● Work to complete: Give the data again exactly as written, skipping any pictures.

● Extracted records:

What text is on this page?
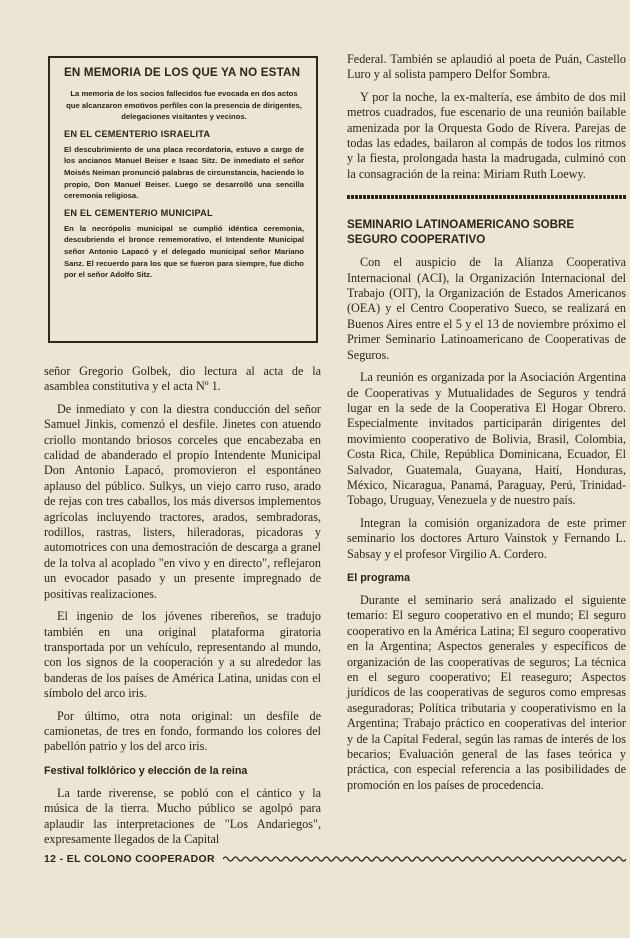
EN MEMORIA DE LOS QUE YA NO ESTAN

La memoria de los socios fallecidos fue evocada en dos actos que alcanzaron emotivos perfiles con la presencia de dirigentes, delegaciones visitantes y vecinos.

EN EL CEMENTERIO ISRAELITA

El descubrimiento de una placa recordatoria, estuvo a cargo de los ancianos Manuel Beiser e Isaac Sitz. De inmediato el señor Moisés Neiman pronunció palabras de circunstancia, haciendo lo propio, Don Manuel Beiser. Luego se desarrolló una sencilla ceremonia religiosa.

EN EL CEMENTERIO MUNICIPAL

En la necrópolis municipal se cumplió idéntica ceremonia, descubriendo el bronce rememorativo, el Intendente Municipal señor Antonio Lapacó y el delegado municipal señor Mariano Sanz. El recuerdo para los que se fueron para siempre, fue dicho por el señor Adolfo Sitz.

señor Gregorio Golbek, dio lectura al acta de la asamblea constitutiva y el acta Nº 1.

De inmediato y con la diestra conducción del señor Samuel Jinkis, comenzó el desfile. Jinetes con atuendo criollo montando briosos corceles que encabezaba en calidad de abanderado el propio Intendente Municipal Don Antonio Lapacó, promovieron el espontáneo aplauso del público. Sulkys, un viejo carro ruso, arado de rejas con tres caballos, los más diversos implementos agrícolas incluyendo tractores, arados, sembradoras, rodillos, rastras, listers, hileradoras, picadoras y automotrices con una demostración de descarga a granel de la tolva al acoplado "en vivo y en directo", reflejaron un evocador pasado y un presente impregnado de positivas realizaciones.

El ingenio de los jóvenes ribereños, se tradujo también en una original plataforma giratoria transportada por un vehículo, representando al mundo, con los signos de la cooperación y a su alrededor las banderas de los países de América Latina, unidas con el símbolo del arco iris.

Por último, otra nota original: un desfile de camionetas, de tres en fondo, formando los colores del pabellón patrio y los del arco iris.

Festival folklórico y elección de la reina

La tarde riverense, se pobló con el cántico y la música de la tierra. Mucho público se agolpó para aplaudir las interpretaciones de "Los Andariegos", expresamente llegados de la Capital

Federal. También se aplaudió al poeta de Puán, Castello Luro y al solista pampero Delfor Sombra.

Y por la noche, la ex-maltería, ese ámbito de dos mil metros cuadrados, fue escenario de una reunión bailable amenizada por la Orquesta Godo de Rivera. Parejas de todas las edades, bailaron al compás de todos los ritmos y la fiesta, prolongada hasta la madrugada, culminó con la consagración de la reina: Miriam Ruth Loewy.

SEMINARIO LATINOAMERICANO SOBRE SEGURO COOPERATIVO

Con el auspicio de la Alianza Cooperativa Internacional (ACI), la Organización Internacional del Trabajo (OIT), la Organización de Estados Americanos (OEA) y el Centro Cooperativo Sueco, se realizará en Buenos Aires entre el 5 y el 13 de noviembre próximo el Primer Seminario Latinoamericano de Cooperativas de Seguros.

La reunión es organizada por la Asociación Argentina de Cooperativas y Mutualidades de Seguros y tendrá lugar en la sede de la Cooperativa El Hogar Obrero. Especialmente invitados participarán dirigentes del movimiento cooperativo de Bolivia, Brasil, Colombia, Costa Rica, Chile, República Dominicana, Ecuador, El Salvador, Guatemala, Guayana, Haití, Honduras, México, Nicaragua, Panamá, Paraguay, Perú, Trinidad-Tobago, Uruguay, Venezuela y de nuestro país.

Integran la comisión organizadora de este primer seminario los doctores Arturo Vainstok y Fernando L. Sabsay y el profesor Virgilio A. Cordero.

El programa

Durante el seminario será analizado el siguiente temario: El seguro cooperativo en el mundo; El seguro cooperativo en la América Latina; El seguro cooperativo en la Argentina; Aspectos generales y específicos de organización de las cooperativas de seguros; La técnica en el seguro cooperativo; El reaseguro; Aspectos jurídicos de las cooperativas de seguros como empresas aseguradoras; Política tributaria y cooperativismo en la Argentina; Trabajo práctico en cooperativas del interior y de la Capital Federal, según las ramas de interés de los becarios; Evaluación general de las fases teórica y práctica, con especial referencia a las posibilidades de promoción en los países de procedencia.

12 - EL COLONO COOPERADOR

● Written reply:
What text is on this page?
EN MEMORIA DE LOS QUE YA NO ESTAN

La memoria de los socios fallecidos fue evocada en dos actos que alcanzaron emotivos perfiles con la presencia de dirigentes, delegaciones visitantes y vecinos.

EN EL CEMENTERIO ISRAELITA

El descubrimiento de una placa recordatoria, estuvo a cargo de los ancianos Manuel Beiser e Isaac Sitz. De inmediato el señor Moisés Neiman pronunció palabras de circunstancia, haciendo lo propio, Don Manuel Beiser. Luego se desarrolló una sencilla ceremonia religiosa.

EN EL CEMENTERIO MUNICIPAL

En la necrópolis municipal se cumplió idéntica ceremonia, descubriendo el bronce rememorativo, el Intendente Municipal señor Antonio Lapacó y el delegado municipal señor Mariano Sanz. El recuerdo para los que se fueron para siempre, fue dicho por el señor Adolfo Sitz.

señor Gregorio Golbek, dio lectura al acta de la asamblea constitutiva y el acta Nº 1.

De inmediato y con la diestra conducción del señor Samuel Jinkis, comenzó el desfile. Jinetes con atuendo criollo montando briosos corceles que encabezaba en calidad de abanderado el propio Intendente Municipal Don Antonio Lapacó, promovieron el espontáneo aplauso del público. Sulkys, un viejo carro ruso, arado de rejas con tres caballos, los más diversos implementos agrícolas incluyendo tractores, arados, sembradoras, rodillos, rastras, listers, hileradoras, picadoras y automotrices con una demostración de descarga a granel de la tolva al acoplado "en vivo y en directo", reflejaron un evocador pasado y un presente impregnado de positivas realizaciones.

El ingenio de los jóvenes ribereños, se tradujo también en una original plataforma giratoria transportada por un vehículo, representando al mundo, con los signos de la cooperación y a su alrededor las banderas de los países de América Latina, unidas con el símbolo del arco iris.

Por último, otra nota original: un desfile de camionetas, de tres en fondo, formando los colores del pabellón patrio y los del arco iris.

Festival folklórico y elección de la reina

La tarde riverense, se pobló con el cántico y la música de la tierra. Mucho público se agolpó para aplaudir las interpretaciones de "Los Andariegos", expresamente llegados de la Capital

Federal. También se aplaudió al poeta de Puán, Castello Luro y al solista pampero Delfor Sombra.

Y por la noche, la ex-maltería, ese ámbito de dos mil metros cuadrados, fue escenario de una reunión bailable amenizada por la Orquesta Godo de Rivera. Parejas de todas las edades, bailaron al compás de todos los ritmos y la fiesta, prolongada hasta la madrugada, culminó con la consagración de la reina: Miriam Ruth Loewy.

SEMINARIO LATINOAMERICANO SOBRE SEGURO COOPERATIVO

Con el auspicio de la Alianza Cooperativa Internacional (ACI), la Organización Internacional del Trabajo (OIT), la Organización de Estados Americanos (OEA) y el Centro Cooperativo Sueco, se realizará en Buenos Aires entre el 5 y el 13 de noviembre próximo el Primer Seminario Latinoamericano de Cooperativas de Seguros.

La reunión es organizada por la Asociación Argentina de Cooperativas y Mutualidades de Seguros y tendrá lugar en la sede de la Cooperativa El Hogar Obrero. Especialmente invitados participarán dirigentes del movimiento cooperativo de Bolivia, Brasil, Colombia, Costa Rica, Chile, República Dominicana, Ecuador, El Salvador, Guatemala, Guayana, Haití, Honduras, México, Nicaragua, Panamá, Paraguay, Perú, Trinidad-Tobago, Uruguay, Venezuela y de nuestro país.

Integran la comisión organizadora de este primer seminario los doctores Arturo Vainstok y Fernando L. Sabsay y el profesor Virgilio A. Cordero.

El programa

Durante el seminario será analizado el siguiente temario: El seguro cooperativo en el mundo; El seguro cooperativo en la América Latina; El seguro cooperativo en la Argentina; Aspectos generales y específicos de organización de las cooperativas de seguros; La técnica en el seguro cooperativo; El reaseguro; Aspectos jurídicos de las cooperativas de seguros como empresas aseguradoras; Política tributaria y cooperativismo en la Argentina; Trabajo práctico en cooperativas del interior y de la Capital Federal, según las ramas de interés de los becarios; Evaluación general de las fases teórica y práctica, con especial referencia a las posibilidades de promoción en los países de procedencia.

12 - EL COLONO COOPERADOR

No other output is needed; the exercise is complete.